[Begin DATA PROVIDED]

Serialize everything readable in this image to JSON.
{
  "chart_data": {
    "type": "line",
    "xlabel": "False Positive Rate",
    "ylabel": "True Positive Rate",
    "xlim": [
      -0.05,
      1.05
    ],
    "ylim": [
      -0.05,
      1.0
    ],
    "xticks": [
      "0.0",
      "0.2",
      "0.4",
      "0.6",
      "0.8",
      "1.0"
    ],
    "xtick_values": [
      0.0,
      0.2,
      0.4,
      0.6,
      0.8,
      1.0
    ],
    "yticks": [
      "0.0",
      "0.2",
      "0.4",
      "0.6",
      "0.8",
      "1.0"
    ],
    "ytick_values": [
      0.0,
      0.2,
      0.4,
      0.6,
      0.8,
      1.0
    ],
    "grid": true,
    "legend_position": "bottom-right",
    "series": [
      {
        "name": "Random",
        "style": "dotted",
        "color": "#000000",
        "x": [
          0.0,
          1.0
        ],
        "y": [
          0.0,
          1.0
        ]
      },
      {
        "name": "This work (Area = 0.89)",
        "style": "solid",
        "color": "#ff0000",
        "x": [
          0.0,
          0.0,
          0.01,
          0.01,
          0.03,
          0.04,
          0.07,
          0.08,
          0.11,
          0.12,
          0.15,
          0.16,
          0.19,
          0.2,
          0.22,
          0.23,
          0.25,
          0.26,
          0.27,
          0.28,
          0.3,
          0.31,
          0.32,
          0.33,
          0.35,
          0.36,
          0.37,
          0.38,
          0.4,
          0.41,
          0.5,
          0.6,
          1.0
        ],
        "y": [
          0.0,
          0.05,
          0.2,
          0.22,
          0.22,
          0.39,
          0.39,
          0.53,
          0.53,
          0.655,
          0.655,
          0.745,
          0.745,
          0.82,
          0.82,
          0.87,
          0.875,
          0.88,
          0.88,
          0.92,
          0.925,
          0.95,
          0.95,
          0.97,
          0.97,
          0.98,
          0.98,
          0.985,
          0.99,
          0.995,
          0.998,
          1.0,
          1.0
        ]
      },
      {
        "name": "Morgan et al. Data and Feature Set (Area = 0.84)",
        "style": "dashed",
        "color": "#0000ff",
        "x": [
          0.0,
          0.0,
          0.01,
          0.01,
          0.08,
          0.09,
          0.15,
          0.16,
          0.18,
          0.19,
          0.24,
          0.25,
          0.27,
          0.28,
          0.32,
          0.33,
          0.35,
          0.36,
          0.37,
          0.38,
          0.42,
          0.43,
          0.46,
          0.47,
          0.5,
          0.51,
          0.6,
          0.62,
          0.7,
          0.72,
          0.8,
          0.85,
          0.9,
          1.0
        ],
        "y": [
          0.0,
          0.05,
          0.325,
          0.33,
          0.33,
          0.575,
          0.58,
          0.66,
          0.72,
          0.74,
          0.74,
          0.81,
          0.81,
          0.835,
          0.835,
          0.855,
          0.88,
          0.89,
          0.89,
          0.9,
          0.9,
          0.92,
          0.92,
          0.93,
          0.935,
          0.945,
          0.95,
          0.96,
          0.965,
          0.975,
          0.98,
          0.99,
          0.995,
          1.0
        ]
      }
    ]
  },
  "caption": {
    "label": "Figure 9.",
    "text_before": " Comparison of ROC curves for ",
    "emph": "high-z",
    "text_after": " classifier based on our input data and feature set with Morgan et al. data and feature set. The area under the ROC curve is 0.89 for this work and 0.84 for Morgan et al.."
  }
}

[End DATA PROVIDED]

Locate the lines above that hold the word "Rate". Show every one of them.

    "xlabel": "False Positive Rate",
    "ylabel": "True Positive Rate",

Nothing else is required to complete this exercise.